Dataset items:
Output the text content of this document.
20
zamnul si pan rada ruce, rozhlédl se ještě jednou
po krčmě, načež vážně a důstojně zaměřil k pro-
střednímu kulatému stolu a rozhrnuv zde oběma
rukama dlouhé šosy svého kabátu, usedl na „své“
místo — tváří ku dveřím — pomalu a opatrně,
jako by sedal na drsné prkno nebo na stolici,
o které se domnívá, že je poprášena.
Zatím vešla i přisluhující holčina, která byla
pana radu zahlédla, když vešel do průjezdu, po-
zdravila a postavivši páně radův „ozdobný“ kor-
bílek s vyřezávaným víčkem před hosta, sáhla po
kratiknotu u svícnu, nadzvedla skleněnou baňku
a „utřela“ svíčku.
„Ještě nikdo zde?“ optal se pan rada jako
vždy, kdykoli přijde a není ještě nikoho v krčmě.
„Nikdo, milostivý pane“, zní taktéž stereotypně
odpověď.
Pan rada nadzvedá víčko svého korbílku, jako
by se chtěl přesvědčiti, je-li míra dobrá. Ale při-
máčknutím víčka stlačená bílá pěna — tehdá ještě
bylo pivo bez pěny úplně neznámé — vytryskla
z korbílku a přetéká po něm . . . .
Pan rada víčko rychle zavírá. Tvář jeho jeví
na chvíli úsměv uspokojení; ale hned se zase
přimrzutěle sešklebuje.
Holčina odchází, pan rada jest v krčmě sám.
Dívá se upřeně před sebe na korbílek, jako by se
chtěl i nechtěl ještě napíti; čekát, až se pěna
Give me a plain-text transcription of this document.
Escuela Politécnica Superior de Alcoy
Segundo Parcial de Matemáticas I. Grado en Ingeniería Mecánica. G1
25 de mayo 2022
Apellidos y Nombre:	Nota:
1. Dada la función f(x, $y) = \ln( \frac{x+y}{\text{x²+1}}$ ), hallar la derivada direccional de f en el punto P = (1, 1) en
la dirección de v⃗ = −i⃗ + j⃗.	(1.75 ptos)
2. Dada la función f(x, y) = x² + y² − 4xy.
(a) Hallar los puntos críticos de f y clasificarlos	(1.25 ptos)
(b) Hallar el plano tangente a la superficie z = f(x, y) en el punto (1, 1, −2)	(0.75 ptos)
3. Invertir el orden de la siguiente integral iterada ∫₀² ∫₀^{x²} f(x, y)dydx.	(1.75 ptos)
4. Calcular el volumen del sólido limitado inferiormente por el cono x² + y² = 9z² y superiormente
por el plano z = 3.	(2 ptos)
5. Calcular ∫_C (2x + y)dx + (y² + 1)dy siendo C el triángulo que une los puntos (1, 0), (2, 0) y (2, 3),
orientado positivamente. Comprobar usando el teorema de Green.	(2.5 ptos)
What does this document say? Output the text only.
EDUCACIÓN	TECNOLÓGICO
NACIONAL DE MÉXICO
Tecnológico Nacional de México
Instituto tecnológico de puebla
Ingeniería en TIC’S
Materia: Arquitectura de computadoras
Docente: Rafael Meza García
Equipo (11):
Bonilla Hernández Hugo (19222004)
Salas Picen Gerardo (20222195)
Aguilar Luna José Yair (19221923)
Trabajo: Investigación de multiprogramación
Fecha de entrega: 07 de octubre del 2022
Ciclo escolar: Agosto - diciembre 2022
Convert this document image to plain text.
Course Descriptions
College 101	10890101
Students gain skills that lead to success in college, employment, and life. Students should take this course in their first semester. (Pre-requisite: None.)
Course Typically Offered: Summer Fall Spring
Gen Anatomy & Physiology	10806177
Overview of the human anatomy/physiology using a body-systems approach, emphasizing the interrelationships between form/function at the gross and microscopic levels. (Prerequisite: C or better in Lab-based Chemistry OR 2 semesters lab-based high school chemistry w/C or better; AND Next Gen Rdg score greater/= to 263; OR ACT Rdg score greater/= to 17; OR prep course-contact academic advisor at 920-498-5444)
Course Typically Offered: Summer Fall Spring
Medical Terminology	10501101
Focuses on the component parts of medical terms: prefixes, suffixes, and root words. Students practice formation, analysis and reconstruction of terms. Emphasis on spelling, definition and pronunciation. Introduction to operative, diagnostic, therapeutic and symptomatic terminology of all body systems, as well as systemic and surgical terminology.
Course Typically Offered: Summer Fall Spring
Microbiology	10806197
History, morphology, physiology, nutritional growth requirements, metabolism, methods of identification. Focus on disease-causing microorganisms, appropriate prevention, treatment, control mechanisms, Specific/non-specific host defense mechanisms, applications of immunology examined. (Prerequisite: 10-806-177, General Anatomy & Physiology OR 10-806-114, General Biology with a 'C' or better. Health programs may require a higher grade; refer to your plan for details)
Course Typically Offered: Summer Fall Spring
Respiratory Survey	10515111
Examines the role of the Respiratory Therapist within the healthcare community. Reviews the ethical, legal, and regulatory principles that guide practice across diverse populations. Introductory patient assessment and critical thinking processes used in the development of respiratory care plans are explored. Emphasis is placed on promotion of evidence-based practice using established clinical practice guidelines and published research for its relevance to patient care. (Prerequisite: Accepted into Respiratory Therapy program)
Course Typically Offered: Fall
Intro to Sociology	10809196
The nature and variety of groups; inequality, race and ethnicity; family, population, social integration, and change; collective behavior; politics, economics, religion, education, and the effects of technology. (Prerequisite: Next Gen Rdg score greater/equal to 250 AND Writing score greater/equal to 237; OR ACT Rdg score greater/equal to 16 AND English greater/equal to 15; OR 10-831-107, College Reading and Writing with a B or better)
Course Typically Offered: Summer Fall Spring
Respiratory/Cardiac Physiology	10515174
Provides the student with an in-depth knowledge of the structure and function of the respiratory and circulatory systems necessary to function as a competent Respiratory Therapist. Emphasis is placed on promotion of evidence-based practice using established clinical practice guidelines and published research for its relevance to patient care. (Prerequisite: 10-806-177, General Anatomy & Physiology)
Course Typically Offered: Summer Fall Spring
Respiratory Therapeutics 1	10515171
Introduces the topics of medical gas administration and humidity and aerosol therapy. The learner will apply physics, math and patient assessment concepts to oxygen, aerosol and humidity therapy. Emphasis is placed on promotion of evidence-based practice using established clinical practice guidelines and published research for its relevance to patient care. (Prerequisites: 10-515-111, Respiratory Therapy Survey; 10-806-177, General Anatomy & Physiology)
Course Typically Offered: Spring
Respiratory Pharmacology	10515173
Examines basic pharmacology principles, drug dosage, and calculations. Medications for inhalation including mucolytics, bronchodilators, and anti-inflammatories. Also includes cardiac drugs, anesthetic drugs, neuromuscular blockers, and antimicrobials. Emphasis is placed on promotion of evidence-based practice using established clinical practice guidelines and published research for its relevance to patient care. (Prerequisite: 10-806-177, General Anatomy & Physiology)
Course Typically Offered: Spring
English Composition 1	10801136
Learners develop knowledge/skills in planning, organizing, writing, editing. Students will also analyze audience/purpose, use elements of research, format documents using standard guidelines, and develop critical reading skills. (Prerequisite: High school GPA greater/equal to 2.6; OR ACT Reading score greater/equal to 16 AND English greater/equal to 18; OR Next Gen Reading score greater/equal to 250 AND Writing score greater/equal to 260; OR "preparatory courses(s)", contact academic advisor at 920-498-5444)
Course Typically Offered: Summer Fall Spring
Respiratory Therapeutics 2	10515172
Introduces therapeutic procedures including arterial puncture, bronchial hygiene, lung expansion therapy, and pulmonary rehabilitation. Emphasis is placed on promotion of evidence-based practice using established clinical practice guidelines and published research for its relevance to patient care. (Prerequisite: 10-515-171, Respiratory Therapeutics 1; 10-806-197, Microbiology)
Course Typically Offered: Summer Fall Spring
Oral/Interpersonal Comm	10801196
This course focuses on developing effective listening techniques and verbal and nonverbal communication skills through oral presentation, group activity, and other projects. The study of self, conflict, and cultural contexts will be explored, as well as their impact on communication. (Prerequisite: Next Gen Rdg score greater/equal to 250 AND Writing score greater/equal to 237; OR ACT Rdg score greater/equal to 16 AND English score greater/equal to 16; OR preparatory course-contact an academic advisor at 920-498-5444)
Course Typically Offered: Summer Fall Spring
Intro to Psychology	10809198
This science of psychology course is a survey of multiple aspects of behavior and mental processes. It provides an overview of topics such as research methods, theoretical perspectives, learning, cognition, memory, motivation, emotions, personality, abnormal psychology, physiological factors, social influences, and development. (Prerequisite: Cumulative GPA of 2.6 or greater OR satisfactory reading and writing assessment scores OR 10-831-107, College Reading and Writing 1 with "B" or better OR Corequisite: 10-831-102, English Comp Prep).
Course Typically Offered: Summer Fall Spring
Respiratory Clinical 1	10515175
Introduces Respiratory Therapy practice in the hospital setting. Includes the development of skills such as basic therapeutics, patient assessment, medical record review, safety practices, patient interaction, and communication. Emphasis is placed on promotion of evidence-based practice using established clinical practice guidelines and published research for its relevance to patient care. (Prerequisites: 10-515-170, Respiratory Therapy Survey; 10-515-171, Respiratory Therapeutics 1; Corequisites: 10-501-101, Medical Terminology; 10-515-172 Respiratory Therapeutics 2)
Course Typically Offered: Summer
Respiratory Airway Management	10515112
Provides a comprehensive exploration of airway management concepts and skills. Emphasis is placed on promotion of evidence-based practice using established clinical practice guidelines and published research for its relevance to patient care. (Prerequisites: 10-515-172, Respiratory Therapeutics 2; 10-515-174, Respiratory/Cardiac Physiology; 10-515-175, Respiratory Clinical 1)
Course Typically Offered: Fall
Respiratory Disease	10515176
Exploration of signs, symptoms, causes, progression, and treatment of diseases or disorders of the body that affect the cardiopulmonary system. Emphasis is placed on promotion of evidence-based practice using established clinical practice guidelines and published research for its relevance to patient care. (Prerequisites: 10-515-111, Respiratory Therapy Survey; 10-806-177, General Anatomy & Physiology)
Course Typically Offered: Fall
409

Work to do:
Count every line of the records that holds the string "function". Write only the total.

Task output:
2